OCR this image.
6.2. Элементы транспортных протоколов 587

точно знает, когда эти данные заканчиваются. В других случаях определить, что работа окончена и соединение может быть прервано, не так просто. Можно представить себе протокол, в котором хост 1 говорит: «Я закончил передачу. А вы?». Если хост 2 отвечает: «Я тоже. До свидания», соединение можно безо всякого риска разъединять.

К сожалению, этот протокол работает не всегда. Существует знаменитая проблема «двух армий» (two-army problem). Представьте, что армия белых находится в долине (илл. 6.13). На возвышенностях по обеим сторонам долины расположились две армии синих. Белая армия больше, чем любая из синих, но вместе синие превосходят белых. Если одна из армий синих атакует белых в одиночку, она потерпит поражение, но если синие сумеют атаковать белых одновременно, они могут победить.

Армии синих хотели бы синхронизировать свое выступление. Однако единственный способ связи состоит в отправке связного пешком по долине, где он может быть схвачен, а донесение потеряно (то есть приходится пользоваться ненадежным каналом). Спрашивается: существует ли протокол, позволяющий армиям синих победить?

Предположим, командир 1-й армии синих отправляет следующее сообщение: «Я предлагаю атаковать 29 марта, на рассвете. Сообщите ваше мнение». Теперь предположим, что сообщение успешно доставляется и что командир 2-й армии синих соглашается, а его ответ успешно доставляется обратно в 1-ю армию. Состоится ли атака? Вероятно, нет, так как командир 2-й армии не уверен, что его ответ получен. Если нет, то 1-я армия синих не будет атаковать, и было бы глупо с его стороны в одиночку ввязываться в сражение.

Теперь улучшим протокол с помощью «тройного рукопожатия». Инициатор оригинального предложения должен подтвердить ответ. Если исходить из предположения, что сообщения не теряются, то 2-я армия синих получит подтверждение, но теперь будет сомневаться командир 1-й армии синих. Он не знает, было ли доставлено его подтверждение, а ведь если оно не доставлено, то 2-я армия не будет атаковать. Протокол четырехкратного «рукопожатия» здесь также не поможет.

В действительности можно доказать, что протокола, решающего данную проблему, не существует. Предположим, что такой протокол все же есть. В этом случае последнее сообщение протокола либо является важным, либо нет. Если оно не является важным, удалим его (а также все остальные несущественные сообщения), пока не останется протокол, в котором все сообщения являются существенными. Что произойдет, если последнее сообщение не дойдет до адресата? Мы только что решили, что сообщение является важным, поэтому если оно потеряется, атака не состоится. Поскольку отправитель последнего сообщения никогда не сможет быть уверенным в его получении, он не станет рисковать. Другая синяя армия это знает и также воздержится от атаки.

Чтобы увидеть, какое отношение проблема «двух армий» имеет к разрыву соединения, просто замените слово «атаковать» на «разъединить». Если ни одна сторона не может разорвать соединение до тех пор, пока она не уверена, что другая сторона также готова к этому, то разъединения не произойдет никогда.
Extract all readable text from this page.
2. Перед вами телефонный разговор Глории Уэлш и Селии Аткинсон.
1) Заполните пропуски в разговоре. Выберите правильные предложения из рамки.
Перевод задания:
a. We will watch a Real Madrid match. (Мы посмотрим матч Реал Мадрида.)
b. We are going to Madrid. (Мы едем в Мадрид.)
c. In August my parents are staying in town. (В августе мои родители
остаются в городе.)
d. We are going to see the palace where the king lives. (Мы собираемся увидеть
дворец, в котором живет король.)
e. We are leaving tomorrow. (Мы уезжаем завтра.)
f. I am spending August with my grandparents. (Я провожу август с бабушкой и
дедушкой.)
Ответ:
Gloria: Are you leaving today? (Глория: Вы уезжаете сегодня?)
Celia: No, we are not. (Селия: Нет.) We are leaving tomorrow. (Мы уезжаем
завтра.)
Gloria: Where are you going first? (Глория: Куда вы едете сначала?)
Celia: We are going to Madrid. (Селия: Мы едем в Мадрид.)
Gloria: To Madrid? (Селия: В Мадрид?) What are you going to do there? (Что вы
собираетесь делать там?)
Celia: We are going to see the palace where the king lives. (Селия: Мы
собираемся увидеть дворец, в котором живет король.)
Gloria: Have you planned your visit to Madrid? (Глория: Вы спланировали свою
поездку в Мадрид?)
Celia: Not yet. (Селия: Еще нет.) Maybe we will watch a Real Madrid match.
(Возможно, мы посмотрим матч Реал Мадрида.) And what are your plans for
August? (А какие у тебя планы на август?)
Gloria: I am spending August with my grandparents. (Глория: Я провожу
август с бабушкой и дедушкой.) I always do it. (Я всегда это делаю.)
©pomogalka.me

THE PROBLEM :: Looking at the records above, work out how many lines include the string "grandparents". Give the number and nothing else.

SOLUTION :: 2